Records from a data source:
⁂

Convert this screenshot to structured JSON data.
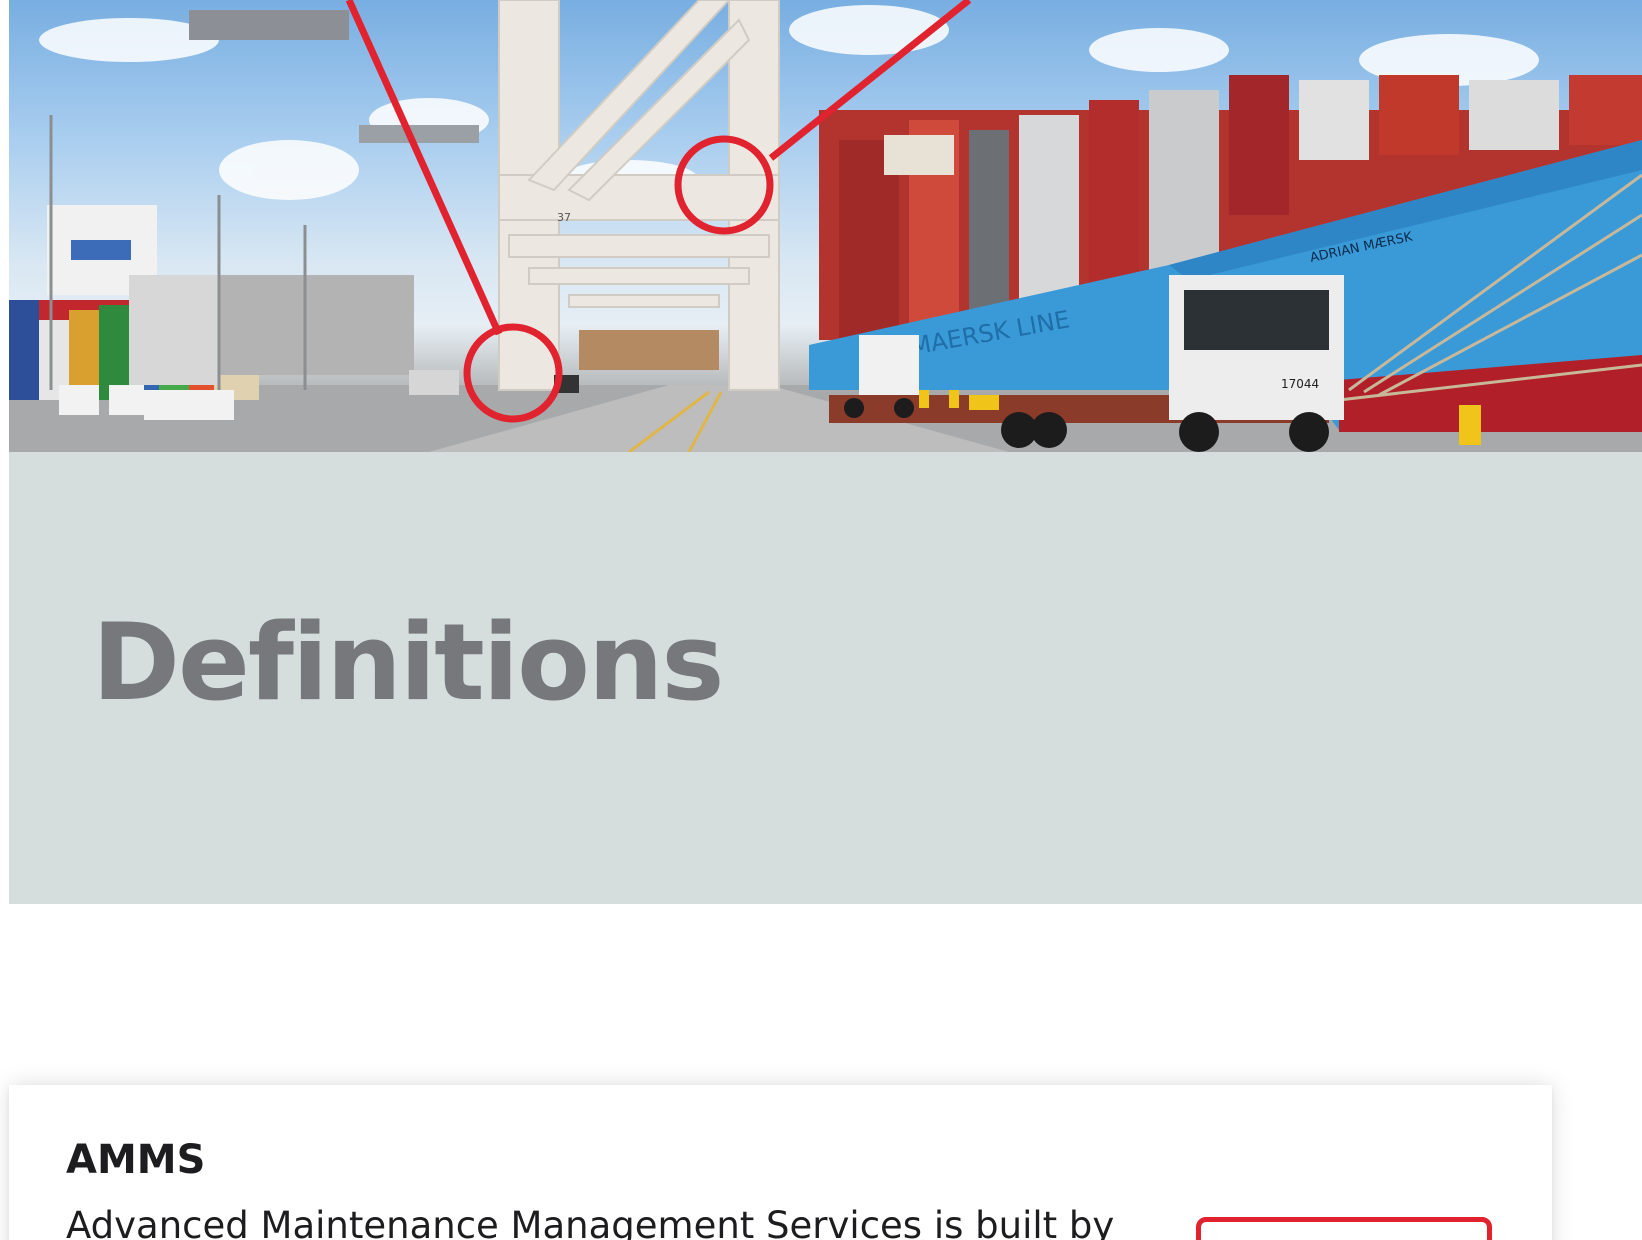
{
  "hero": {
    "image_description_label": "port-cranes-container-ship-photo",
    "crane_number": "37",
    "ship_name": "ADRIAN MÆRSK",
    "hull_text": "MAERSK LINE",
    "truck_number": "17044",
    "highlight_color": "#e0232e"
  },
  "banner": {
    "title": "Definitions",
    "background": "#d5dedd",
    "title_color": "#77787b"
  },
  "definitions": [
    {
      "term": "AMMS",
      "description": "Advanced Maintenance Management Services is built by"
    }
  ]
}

⁂

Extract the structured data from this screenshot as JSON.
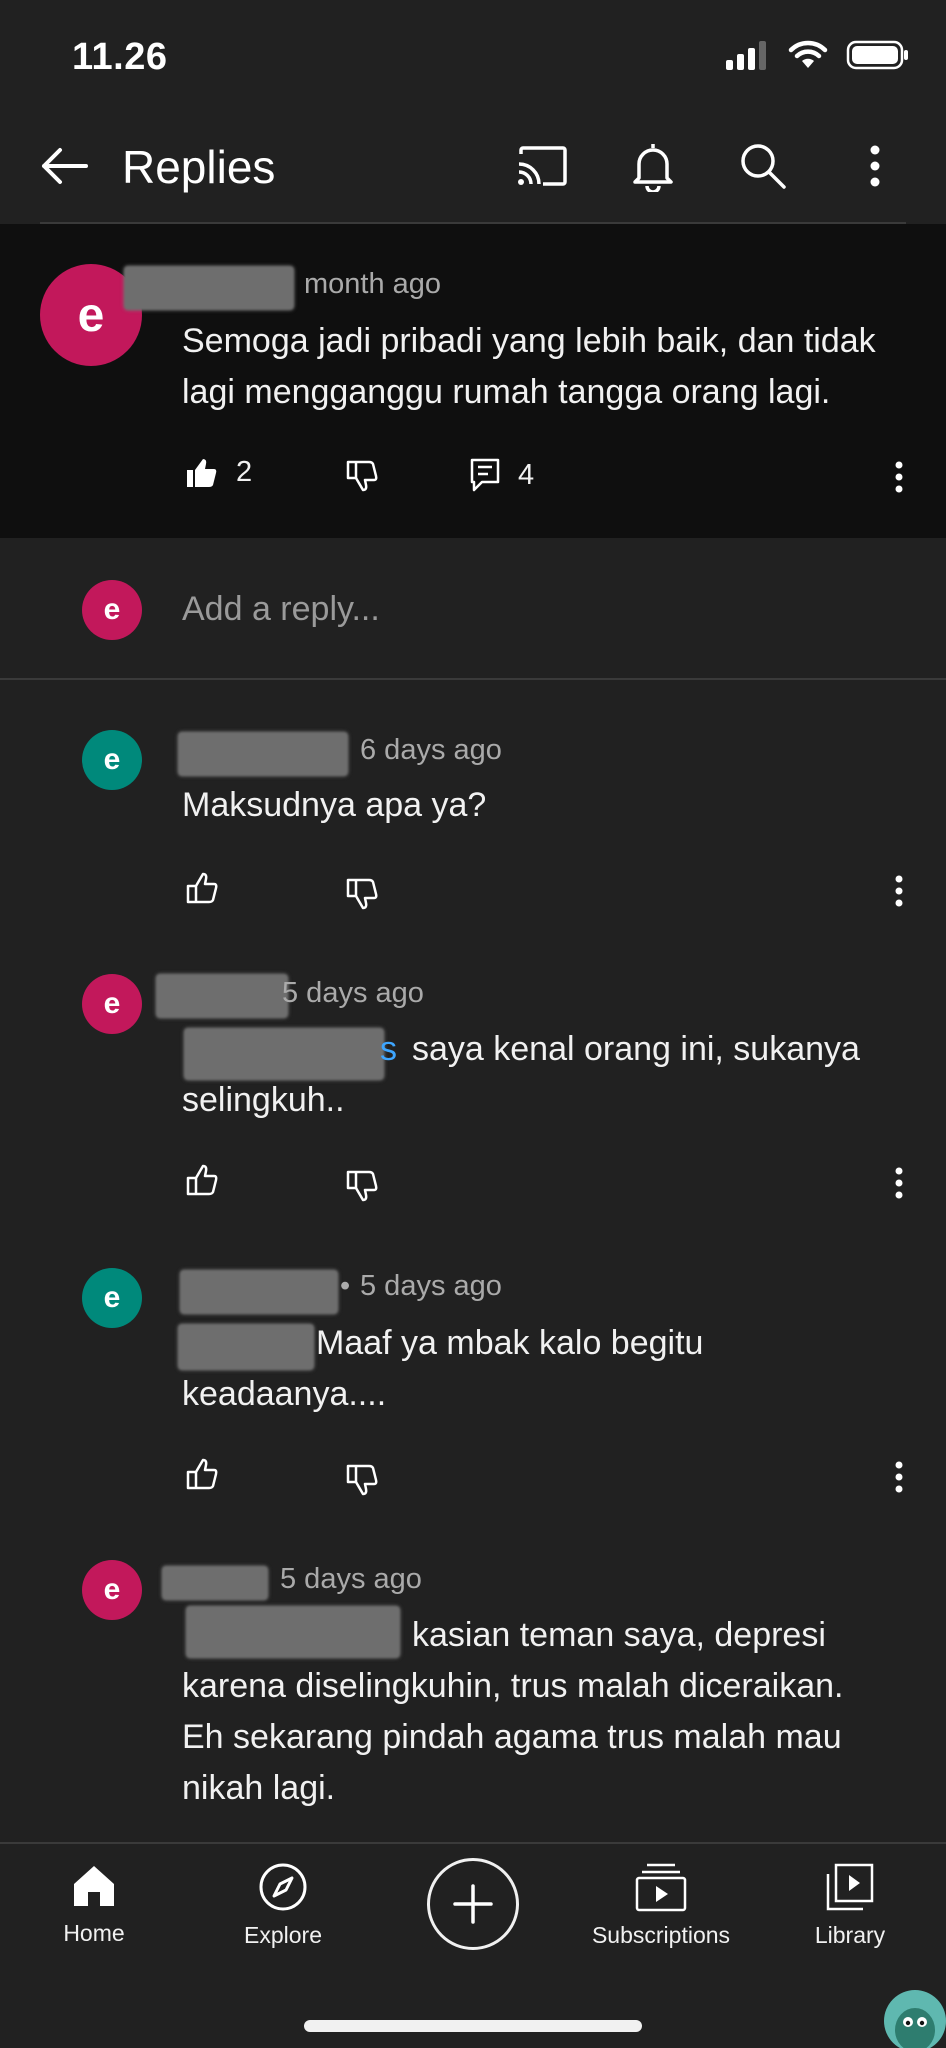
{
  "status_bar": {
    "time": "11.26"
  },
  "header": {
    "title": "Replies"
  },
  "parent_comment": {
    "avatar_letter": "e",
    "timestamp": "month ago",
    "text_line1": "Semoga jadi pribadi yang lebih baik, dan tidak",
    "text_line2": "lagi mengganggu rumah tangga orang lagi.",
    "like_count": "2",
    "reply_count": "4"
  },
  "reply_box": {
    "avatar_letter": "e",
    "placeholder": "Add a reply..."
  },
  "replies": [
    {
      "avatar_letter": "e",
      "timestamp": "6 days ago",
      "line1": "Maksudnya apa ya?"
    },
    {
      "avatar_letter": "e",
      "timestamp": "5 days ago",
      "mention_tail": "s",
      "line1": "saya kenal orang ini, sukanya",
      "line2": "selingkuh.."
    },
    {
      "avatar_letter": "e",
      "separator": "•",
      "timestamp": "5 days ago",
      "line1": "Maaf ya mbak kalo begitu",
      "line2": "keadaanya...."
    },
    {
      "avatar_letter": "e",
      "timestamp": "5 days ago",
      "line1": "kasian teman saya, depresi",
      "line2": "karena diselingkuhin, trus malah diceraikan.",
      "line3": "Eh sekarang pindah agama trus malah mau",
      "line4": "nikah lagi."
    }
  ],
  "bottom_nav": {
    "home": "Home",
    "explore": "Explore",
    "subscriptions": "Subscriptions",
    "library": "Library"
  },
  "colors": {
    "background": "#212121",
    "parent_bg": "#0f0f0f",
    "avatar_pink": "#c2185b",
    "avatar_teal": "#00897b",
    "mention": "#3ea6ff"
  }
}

⁂

Write out every line of the entries that holds the word "screenshot".

Convert this screenshot to structured JSON data.
Extract the structured data from this screenshot as JSON.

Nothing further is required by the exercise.